→ WHAT IS BEING ASKED: For each line below that contains the string "with", copy that line.

→ DATA EXCERPTS:
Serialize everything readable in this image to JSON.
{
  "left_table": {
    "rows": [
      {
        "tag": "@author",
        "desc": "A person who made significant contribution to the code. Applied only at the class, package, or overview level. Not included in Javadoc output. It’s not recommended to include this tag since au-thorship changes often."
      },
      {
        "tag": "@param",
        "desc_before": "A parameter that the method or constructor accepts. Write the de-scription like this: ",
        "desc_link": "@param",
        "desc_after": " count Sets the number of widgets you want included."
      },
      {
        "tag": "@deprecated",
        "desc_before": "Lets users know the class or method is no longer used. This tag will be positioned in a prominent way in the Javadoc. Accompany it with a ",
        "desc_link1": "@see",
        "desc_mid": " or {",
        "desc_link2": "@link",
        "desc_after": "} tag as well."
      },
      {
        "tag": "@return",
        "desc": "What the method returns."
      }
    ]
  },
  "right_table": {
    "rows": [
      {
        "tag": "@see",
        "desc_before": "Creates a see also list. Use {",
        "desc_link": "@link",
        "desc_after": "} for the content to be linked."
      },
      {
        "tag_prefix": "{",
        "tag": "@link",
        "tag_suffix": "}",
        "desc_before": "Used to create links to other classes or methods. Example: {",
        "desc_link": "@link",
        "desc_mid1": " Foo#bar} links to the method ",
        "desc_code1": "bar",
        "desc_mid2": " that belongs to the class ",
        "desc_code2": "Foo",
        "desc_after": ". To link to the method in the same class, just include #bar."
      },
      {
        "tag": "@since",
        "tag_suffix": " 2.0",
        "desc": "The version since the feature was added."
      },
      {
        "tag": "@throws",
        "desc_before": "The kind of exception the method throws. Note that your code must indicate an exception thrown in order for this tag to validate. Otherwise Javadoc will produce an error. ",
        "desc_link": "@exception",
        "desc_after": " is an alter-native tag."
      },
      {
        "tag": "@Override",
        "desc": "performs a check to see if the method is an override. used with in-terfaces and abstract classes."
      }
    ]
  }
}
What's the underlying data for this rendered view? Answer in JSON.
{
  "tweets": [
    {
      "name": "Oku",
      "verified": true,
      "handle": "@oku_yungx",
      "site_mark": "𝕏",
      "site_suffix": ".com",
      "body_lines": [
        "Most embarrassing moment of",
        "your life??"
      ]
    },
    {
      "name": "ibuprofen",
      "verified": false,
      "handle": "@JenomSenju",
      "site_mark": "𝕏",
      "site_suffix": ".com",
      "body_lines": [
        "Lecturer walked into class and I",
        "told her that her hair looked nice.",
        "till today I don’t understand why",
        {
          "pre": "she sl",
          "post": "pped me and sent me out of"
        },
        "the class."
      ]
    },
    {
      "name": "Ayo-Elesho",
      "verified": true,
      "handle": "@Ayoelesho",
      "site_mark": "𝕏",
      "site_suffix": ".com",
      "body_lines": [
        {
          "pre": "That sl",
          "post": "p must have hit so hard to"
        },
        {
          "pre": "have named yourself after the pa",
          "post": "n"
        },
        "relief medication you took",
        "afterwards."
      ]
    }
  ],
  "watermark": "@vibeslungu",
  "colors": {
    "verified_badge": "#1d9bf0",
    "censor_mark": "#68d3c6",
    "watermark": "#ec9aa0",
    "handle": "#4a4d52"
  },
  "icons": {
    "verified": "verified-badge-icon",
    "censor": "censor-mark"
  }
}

→ RESULT:
        "desc_before": "Lets users know the class or method is no longer used. This tag will be positioned in a prominent way in the Javadoc. Accompany it with a ",
        "desc": "performs a check to see if the method is an override. used with in-terfaces and abstract classes."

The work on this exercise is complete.